Your goal | Filter the records below and copy every line containing the word "youtube".
··· Given data
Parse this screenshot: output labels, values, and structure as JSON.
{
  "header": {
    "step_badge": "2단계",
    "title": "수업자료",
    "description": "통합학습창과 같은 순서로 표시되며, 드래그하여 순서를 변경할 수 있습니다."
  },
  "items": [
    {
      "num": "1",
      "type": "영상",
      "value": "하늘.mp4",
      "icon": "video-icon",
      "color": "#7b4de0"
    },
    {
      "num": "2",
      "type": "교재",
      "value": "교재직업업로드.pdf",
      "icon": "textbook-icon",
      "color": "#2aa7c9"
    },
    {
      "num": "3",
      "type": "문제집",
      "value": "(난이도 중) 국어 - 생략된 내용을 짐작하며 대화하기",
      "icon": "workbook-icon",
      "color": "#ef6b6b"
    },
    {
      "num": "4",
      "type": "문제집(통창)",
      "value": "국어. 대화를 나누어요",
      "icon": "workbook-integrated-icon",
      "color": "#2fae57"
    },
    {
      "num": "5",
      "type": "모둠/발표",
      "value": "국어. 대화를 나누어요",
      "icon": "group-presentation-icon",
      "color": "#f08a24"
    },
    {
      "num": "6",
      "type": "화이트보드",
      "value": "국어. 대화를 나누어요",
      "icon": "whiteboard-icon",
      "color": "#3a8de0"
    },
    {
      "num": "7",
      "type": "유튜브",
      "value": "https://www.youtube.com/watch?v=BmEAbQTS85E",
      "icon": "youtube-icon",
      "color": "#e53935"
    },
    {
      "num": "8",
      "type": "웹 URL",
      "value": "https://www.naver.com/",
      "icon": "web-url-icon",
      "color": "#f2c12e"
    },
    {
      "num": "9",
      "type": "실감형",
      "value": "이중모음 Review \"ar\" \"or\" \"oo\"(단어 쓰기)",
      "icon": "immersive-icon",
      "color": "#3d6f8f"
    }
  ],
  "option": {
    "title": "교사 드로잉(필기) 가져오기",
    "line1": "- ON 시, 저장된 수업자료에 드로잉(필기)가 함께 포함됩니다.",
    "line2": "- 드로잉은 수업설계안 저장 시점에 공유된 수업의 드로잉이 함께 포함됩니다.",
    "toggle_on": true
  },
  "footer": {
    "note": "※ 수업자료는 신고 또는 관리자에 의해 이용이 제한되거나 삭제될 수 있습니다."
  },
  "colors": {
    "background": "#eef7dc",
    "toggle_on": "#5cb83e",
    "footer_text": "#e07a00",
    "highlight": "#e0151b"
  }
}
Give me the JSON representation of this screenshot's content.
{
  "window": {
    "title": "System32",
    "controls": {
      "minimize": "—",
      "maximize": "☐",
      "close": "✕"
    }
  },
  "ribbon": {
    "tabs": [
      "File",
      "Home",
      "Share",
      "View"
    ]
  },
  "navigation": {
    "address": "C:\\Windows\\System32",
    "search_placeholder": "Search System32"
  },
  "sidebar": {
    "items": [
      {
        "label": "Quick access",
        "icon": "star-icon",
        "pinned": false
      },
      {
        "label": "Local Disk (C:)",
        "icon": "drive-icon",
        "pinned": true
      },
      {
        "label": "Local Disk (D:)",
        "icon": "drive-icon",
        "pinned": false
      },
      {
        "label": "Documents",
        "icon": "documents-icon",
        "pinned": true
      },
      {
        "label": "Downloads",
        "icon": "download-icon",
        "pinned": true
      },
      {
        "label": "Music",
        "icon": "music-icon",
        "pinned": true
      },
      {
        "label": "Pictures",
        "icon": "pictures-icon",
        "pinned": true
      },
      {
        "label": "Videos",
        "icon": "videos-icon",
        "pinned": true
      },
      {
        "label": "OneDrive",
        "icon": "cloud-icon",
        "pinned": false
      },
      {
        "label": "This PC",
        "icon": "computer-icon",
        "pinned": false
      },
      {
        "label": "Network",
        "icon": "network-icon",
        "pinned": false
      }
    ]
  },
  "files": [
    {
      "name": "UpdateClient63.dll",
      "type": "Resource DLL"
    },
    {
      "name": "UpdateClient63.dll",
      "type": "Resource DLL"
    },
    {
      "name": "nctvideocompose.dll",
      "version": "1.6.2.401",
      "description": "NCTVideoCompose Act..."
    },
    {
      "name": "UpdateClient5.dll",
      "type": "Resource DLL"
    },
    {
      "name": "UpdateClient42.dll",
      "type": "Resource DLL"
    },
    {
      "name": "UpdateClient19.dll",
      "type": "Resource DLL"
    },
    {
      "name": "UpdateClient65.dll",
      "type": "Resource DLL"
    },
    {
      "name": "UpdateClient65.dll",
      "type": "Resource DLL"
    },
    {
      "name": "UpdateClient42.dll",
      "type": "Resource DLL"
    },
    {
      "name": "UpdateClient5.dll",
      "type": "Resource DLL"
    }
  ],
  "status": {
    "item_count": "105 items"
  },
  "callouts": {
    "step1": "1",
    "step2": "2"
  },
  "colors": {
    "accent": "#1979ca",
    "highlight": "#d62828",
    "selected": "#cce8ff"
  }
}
······
The completed task |
      "value": "https://www.youtube.com/watch?v=BmEAbQTS85E",
      "icon": "youtube-icon",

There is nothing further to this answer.